**Required work:**
Assemble all lines in which the string "Taxonomie" appears.

**Data for this task:**
--------

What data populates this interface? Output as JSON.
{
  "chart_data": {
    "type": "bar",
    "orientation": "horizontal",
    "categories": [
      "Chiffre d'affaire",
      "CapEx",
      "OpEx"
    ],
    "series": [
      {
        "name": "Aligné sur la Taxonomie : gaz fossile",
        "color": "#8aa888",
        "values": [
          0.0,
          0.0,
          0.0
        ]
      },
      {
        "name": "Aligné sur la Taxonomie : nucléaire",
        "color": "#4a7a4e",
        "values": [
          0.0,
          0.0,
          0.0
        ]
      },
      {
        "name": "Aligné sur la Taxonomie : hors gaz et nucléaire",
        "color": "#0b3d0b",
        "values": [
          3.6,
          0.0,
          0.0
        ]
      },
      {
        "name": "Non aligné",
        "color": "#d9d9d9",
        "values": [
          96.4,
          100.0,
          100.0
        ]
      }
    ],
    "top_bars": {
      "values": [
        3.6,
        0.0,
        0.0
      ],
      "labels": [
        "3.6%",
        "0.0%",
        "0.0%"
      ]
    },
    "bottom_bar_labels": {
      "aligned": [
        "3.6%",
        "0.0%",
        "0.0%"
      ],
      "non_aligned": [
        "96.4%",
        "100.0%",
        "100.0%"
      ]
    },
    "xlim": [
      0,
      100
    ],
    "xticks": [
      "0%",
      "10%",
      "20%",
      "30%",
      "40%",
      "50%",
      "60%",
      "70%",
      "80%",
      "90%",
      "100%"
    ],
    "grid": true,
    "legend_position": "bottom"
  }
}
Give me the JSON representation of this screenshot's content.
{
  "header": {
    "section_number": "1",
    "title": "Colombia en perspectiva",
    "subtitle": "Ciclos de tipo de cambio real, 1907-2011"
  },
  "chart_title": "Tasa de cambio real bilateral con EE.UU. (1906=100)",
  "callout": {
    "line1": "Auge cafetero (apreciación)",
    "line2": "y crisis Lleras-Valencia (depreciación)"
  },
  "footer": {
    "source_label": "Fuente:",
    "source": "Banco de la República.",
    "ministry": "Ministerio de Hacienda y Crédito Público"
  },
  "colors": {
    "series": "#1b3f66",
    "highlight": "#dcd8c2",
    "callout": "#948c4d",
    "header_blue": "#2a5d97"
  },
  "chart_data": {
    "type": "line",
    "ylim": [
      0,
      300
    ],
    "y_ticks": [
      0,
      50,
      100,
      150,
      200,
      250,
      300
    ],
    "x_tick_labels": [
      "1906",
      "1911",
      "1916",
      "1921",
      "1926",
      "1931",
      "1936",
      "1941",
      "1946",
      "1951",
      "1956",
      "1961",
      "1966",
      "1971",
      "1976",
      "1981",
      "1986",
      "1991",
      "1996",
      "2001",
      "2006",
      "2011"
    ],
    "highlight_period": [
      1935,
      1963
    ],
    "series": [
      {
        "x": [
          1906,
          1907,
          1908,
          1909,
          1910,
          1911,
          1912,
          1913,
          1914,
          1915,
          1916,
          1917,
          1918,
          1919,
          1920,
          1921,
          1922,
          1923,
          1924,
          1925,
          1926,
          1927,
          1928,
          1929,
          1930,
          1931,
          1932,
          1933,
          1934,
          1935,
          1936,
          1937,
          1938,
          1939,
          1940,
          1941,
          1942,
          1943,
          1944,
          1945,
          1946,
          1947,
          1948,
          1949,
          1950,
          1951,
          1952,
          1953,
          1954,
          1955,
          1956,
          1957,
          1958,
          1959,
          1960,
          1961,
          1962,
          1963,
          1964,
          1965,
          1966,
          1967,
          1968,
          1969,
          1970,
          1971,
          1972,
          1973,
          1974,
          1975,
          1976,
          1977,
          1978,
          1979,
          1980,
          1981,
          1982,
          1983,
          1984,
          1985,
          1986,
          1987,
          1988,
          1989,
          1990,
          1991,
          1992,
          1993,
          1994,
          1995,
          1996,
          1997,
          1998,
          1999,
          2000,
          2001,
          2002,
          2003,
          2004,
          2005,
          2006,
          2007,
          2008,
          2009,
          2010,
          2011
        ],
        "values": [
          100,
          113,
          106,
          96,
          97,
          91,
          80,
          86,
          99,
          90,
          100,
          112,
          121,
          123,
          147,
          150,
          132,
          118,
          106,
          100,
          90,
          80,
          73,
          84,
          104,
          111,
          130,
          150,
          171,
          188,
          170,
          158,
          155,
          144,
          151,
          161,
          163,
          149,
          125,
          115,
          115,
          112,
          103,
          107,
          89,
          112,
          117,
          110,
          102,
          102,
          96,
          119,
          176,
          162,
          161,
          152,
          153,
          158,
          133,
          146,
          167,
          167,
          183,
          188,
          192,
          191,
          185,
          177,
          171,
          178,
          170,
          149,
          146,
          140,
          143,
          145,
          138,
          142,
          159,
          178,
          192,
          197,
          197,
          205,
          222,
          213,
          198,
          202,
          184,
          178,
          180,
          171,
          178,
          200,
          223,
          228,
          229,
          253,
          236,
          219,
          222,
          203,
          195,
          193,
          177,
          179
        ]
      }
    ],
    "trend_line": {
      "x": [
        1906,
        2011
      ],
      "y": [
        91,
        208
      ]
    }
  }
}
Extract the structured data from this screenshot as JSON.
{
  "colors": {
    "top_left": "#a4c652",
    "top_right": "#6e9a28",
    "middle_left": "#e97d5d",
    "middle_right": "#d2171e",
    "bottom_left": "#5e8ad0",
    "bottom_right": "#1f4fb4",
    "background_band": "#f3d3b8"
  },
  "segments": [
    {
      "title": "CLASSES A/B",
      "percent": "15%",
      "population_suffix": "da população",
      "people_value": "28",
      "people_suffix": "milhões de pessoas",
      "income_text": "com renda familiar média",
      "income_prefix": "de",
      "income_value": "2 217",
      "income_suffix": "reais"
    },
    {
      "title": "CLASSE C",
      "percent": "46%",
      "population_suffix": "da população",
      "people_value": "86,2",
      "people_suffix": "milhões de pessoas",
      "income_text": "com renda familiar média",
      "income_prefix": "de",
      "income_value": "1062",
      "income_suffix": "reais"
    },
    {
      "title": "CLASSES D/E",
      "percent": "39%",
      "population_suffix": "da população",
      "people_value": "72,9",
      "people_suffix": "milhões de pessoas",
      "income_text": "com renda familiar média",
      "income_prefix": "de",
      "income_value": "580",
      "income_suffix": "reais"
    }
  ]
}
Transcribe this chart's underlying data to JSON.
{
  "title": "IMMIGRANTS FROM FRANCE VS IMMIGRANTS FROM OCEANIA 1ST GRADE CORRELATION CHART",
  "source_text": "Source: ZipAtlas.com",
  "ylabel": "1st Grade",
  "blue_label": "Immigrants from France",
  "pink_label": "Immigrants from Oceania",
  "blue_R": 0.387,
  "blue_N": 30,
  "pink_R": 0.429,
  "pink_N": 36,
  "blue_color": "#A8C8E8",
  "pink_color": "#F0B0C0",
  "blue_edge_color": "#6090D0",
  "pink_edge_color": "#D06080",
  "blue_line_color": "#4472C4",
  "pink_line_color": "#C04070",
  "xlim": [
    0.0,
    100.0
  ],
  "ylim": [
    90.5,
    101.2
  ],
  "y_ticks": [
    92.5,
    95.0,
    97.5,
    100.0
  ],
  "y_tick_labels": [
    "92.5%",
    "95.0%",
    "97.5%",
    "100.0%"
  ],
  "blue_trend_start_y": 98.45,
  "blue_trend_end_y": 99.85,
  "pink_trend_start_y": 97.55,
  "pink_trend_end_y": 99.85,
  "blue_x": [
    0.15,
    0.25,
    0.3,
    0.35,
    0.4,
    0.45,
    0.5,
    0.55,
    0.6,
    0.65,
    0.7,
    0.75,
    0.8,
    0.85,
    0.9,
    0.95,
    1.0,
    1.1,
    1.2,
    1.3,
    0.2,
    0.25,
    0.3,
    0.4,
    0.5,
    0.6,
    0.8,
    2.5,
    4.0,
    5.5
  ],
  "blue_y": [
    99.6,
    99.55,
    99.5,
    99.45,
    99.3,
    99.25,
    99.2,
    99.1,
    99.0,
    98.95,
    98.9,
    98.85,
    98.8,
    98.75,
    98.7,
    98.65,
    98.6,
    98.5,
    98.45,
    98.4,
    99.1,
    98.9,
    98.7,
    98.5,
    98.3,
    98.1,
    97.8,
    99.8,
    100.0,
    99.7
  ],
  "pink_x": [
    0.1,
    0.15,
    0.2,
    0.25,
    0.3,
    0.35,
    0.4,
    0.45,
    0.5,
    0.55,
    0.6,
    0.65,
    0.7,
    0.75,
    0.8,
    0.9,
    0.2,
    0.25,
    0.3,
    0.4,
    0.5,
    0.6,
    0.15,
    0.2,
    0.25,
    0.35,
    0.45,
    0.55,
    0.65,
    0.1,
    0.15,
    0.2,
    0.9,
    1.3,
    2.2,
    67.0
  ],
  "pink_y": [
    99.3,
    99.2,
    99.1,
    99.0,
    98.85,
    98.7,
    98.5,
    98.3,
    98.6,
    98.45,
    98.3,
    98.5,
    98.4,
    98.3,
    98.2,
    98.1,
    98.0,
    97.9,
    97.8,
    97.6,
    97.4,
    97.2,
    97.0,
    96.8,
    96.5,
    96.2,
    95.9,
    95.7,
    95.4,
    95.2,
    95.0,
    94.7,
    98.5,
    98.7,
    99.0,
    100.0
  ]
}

--------

**Output for this task:**
        "name": "Aligné sur la Taxonomie : gaz fossile",
        "name": "Aligné sur la Taxonomie : nucléaire",
        "name": "Aligné sur la Taxonomie : hors gaz et nucléaire",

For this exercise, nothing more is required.